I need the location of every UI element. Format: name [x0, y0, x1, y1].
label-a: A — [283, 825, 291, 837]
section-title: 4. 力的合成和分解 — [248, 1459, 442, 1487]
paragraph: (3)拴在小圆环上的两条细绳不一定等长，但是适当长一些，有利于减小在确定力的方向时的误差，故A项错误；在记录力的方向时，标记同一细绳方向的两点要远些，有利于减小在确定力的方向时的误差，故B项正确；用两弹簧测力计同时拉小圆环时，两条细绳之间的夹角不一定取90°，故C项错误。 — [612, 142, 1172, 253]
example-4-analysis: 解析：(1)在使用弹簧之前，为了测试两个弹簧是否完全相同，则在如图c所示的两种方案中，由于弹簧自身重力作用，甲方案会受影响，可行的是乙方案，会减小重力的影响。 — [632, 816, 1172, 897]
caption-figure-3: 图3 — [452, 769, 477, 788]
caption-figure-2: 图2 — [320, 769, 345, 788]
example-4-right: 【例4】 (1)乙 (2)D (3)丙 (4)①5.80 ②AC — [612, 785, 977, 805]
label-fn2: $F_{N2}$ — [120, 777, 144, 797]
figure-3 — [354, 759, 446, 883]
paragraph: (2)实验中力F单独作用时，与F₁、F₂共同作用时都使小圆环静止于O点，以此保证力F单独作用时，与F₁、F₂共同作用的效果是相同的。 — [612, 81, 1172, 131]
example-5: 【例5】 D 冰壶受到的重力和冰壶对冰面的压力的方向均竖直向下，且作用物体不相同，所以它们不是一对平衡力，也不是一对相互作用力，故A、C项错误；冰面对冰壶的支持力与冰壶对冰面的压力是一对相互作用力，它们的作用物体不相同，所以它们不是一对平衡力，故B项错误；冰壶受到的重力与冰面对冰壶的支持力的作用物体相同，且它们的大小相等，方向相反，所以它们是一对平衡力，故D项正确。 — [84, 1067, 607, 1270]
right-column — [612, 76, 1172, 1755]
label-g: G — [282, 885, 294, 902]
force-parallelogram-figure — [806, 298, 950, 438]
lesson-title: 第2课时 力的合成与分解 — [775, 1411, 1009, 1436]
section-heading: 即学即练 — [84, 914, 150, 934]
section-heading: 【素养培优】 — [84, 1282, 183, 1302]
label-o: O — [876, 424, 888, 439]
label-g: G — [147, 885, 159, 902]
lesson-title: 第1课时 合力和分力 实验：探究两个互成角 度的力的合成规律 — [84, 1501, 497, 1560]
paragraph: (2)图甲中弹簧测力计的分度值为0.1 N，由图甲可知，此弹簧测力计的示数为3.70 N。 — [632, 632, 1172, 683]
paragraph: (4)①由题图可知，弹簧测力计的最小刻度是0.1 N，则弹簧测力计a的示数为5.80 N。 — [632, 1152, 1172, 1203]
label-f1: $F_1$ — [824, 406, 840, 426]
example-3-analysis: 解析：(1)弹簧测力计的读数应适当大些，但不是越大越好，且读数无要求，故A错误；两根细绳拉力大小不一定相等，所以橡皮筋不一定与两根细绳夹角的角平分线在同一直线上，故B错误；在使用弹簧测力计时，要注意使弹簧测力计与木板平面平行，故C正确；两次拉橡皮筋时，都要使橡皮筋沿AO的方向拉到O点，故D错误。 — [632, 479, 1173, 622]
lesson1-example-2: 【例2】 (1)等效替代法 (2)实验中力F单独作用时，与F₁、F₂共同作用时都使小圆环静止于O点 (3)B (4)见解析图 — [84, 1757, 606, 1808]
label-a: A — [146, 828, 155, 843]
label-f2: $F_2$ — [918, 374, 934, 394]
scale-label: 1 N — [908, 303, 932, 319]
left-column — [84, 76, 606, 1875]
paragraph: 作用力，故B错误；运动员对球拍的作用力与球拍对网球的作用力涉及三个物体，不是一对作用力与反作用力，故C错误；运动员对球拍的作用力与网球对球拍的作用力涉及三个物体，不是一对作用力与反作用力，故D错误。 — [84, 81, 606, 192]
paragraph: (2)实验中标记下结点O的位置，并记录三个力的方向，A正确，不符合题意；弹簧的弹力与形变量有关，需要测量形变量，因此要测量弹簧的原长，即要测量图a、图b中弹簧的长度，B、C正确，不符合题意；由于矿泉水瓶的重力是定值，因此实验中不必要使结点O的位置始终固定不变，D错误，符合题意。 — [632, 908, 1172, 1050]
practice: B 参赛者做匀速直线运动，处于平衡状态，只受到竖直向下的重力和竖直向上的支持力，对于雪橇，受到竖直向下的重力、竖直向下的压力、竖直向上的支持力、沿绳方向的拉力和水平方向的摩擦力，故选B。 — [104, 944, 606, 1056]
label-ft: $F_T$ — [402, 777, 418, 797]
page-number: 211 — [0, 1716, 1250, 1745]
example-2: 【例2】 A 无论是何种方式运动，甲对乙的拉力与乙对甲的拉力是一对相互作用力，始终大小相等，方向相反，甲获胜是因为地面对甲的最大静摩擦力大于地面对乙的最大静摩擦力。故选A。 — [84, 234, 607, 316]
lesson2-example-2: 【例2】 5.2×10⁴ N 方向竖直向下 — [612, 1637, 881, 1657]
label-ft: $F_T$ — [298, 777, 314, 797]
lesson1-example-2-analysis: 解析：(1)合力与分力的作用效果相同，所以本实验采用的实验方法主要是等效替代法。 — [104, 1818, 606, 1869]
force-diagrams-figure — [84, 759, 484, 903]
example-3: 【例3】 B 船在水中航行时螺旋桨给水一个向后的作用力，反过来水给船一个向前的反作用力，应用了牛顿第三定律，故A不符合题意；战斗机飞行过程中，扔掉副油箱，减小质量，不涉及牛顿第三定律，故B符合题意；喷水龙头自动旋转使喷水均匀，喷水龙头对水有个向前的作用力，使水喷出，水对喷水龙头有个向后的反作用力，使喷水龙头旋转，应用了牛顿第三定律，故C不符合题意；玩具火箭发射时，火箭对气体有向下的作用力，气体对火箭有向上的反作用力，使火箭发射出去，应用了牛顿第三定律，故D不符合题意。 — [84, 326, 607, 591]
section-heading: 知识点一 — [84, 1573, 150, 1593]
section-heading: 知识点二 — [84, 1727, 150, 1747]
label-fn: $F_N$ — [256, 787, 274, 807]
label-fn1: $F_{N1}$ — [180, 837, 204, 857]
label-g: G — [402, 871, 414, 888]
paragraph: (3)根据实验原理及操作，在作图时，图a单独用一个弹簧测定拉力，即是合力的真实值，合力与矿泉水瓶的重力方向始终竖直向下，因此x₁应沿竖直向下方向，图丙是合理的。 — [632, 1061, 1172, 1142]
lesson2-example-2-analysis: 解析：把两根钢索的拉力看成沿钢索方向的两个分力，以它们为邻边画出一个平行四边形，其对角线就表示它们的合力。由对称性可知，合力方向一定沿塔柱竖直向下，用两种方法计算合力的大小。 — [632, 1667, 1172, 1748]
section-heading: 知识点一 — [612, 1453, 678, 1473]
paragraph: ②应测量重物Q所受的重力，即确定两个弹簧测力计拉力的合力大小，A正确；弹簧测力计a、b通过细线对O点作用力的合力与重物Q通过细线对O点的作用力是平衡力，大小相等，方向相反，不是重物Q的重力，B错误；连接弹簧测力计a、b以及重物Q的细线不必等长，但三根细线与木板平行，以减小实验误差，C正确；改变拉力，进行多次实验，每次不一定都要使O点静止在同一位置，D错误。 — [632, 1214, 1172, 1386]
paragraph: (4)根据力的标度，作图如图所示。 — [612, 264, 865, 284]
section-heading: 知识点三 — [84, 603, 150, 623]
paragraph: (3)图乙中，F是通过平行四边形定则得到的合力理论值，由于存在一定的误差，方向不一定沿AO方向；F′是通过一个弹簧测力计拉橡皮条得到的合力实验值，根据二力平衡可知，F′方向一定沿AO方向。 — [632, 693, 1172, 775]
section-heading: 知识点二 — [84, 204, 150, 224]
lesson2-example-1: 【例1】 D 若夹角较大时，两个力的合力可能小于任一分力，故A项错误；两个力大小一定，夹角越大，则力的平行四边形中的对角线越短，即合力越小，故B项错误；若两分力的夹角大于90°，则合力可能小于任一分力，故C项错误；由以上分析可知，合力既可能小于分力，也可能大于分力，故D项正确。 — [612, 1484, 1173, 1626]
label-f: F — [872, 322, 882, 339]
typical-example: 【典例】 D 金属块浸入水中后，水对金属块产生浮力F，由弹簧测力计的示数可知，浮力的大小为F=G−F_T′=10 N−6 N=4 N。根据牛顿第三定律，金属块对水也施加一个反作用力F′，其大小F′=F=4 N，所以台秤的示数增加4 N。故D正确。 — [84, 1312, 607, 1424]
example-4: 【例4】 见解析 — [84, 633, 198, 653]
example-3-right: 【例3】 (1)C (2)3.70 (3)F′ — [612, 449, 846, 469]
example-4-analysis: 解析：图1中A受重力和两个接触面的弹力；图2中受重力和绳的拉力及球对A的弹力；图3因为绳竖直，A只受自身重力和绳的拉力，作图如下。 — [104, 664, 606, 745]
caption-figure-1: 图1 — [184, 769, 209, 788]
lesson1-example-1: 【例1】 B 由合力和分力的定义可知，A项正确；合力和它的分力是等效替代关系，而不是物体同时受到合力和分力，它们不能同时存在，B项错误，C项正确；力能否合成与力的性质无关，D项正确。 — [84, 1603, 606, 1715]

- _CONSIGNE_:
Remplacez « 小圆环 » par « 轻质圆环 » dans les lignes des données, depuis le début jusqu'à la ligne contenant « lesson-title: 第1课时 合力和分力 » incluse. Recopiez uniquement ces lignes et ne modifiez rien d'autre.

- _RÉSULTAT ATTENDU_:
I need the location of every UI element. Format: name [x0, y0, x1, y1].
label-a: A — [283, 825, 291, 837]
section-title: 4. 力的合成和分解 — [248, 1459, 442, 1487]
paragraph: (3)拴在轻质圆环上的两条细绳不一定等长，但是适当长一些，有利于减小在确定力的方向时的误差，故A项错误；在记录力的方向时，标记同一细绳方向的两点要远些，有利于减小在确定力的方向时的误差，故B项正确；用两弹簧测力计同时拉轻质圆环时，两条细绳之间的夹角不一定取90°，故C项错误。 — [612, 142, 1172, 253]
example-4-analysis: 解析：(1)在使用弹簧之前，为了测试两个弹簧是否完全相同，则在如图c所示的两种方案中，由于弹簧自身重力作用，甲方案会受影响，可行的是乙方案，会减小重力的影响。 — [632, 816, 1172, 897]
caption-figure-3: 图3 — [452, 769, 477, 788]
caption-figure-2: 图2 — [320, 769, 345, 788]
example-4-right: 【例4】 (1)乙 (2)D (3)丙 (4)①5.80 ②AC — [612, 785, 977, 805]
label-fn2: $F_{N2}$ — [120, 777, 144, 797]
figure-3 — [354, 759, 446, 883]
paragraph: (2)实验中力F单独作用时，与F₁、F₂共同作用时都使轻质圆环静止于O点，以此保证力F单独作用时，与F₁、F₂共同作用的效果是相同的。 — [612, 81, 1172, 131]
example-5: 【例5】 D 冰壶受到的重力和冰壶对冰面的压力的方向均竖直向下，且作用物体不相同，所以它们不是一对平衡力，也不是一对相互作用力，故A、C项错误；冰面对冰壶的支持力与冰壶对冰面的压力是一对相互作用力，它们的作用物体不相同，所以它们不是一对平衡力，故B项错误；冰壶受到的重力与冰面对冰壶的支持力的作用物体相同，且它们的大小相等，方向相反，所以它们是一对平衡力，故D项正确。 — [84, 1067, 607, 1270]
right-column — [612, 76, 1172, 1755]
label-g: G — [282, 885, 294, 902]
force-parallelogram-figure — [806, 298, 950, 438]
lesson-title: 第2课时 力的合成与分解 — [775, 1411, 1009, 1436]
section-heading: 即学即练 — [84, 914, 150, 934]
section-heading: 【素养培优】 — [84, 1282, 183, 1302]
label-o: O — [876, 424, 888, 439]
label-g: G — [147, 885, 159, 902]
lesson-title: 第1课时 合力和分力 实验：探究两个互成角 度的力的合成规律 — [84, 1501, 497, 1560]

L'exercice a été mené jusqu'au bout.